== To be done ==
Each line that holds the word "sifatida" counts once; report how many lines do so and nothing else.

== Excerpted data ==

************

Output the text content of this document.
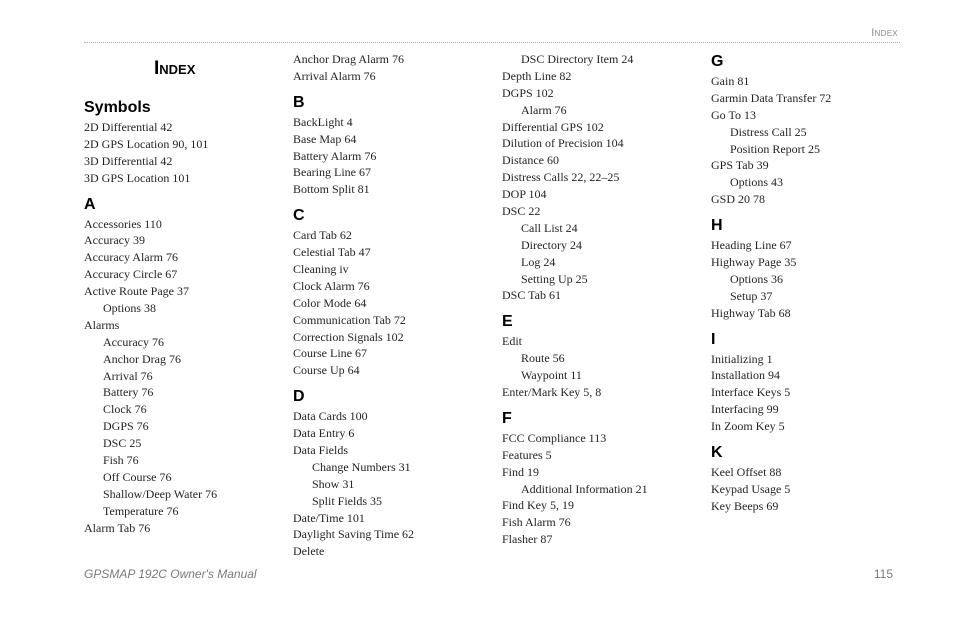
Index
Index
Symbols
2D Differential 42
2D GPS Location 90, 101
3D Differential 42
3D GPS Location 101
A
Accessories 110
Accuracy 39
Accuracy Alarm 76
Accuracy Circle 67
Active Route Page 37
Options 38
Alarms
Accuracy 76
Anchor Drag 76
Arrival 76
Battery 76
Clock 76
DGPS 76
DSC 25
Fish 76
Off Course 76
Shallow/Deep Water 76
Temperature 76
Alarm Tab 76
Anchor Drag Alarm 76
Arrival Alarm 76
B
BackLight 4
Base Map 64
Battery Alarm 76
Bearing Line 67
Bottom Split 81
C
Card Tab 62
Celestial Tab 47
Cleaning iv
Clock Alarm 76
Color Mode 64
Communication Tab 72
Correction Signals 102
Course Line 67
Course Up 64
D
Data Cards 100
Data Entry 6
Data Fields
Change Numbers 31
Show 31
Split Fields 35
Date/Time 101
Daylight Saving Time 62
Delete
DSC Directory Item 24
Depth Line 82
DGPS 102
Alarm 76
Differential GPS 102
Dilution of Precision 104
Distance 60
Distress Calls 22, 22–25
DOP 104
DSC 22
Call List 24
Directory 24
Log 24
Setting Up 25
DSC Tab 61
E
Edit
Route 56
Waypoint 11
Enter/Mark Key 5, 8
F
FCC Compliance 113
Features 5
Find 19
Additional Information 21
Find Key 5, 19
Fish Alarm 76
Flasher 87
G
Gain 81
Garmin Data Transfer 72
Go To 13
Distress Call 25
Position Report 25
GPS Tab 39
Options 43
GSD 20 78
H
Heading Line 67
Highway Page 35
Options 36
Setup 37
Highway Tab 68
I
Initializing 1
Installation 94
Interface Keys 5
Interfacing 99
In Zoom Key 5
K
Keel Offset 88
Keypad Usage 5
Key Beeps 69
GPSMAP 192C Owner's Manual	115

************

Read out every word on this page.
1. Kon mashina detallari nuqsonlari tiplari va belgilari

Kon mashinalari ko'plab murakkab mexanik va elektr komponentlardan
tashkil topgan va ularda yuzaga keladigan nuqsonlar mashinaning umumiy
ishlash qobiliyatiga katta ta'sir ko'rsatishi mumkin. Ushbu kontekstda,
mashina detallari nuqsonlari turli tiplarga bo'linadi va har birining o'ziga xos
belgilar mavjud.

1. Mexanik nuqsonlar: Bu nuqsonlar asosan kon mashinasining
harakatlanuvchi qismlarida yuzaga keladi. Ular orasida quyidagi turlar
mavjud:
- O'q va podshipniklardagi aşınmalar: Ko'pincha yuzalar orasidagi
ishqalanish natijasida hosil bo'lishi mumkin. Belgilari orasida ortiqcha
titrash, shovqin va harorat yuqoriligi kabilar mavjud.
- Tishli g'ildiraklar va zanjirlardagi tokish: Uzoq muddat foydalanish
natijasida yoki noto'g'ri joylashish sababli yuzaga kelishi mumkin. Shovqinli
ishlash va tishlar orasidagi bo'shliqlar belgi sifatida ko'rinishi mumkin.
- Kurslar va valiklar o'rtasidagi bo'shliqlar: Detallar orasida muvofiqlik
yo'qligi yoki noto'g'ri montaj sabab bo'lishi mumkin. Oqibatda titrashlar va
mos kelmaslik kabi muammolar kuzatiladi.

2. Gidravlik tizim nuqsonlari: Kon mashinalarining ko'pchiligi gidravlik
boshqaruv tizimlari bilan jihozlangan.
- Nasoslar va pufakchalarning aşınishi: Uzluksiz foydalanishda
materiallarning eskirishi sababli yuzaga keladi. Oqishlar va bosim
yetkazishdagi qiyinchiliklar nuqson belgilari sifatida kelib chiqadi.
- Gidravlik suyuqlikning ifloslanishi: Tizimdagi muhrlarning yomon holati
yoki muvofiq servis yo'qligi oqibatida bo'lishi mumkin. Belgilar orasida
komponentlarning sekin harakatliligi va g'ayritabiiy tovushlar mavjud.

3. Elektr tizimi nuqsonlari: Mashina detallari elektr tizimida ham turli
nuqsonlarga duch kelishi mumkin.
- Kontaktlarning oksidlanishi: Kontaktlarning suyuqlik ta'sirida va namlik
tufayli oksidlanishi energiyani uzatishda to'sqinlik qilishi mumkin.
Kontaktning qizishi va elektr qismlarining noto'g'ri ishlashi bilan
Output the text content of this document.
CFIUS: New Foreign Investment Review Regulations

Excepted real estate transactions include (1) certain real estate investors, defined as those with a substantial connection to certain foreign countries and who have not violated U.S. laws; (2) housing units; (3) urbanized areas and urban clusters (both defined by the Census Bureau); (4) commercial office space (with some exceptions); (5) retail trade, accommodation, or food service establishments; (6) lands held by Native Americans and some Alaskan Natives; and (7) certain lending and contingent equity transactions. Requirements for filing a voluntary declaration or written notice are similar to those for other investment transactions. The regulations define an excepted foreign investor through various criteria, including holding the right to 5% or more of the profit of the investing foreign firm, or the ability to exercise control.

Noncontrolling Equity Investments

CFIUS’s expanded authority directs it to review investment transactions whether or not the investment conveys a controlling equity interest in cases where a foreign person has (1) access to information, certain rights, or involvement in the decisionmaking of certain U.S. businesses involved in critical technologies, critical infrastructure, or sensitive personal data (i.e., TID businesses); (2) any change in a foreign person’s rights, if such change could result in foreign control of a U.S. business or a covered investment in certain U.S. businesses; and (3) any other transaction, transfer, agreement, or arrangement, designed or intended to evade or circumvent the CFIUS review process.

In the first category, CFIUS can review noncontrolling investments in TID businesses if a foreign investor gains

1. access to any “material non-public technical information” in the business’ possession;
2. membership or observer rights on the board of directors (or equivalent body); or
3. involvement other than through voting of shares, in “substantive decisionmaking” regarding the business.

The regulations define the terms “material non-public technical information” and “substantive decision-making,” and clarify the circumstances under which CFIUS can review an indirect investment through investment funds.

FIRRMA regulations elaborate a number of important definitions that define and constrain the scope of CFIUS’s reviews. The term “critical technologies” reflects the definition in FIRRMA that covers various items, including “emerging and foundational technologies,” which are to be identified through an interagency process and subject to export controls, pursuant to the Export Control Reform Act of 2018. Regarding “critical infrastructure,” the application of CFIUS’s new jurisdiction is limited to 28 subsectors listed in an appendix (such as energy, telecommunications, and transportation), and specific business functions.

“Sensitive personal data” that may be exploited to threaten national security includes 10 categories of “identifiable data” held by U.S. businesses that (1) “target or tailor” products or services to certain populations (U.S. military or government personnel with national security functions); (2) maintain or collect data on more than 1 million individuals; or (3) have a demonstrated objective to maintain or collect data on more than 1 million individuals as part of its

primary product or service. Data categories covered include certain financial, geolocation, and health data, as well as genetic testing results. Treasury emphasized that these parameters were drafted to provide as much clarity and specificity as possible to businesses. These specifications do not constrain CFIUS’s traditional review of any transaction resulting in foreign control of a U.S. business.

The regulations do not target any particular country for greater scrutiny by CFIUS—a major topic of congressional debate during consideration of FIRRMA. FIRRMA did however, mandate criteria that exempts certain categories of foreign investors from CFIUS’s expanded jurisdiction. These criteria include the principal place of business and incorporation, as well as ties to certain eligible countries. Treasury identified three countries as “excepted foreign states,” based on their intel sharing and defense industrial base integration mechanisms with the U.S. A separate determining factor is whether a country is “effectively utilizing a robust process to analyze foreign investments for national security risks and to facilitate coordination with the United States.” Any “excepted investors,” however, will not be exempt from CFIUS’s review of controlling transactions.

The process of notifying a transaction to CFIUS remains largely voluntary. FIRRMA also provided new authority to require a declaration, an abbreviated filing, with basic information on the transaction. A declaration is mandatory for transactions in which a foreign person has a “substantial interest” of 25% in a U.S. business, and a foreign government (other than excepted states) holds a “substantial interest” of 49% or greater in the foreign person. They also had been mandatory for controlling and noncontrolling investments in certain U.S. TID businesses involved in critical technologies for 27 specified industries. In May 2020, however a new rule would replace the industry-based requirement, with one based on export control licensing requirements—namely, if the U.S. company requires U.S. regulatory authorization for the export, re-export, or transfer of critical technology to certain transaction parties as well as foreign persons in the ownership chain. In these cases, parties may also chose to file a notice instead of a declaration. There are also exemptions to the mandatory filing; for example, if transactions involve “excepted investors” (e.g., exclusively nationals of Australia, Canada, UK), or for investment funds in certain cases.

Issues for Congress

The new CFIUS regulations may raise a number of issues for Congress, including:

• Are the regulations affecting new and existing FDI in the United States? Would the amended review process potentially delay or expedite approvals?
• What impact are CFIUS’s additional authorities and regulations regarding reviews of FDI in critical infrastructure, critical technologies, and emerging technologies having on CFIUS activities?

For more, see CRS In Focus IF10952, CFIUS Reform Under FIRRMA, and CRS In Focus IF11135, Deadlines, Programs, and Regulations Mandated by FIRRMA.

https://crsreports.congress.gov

************

== Answer for the task ==
2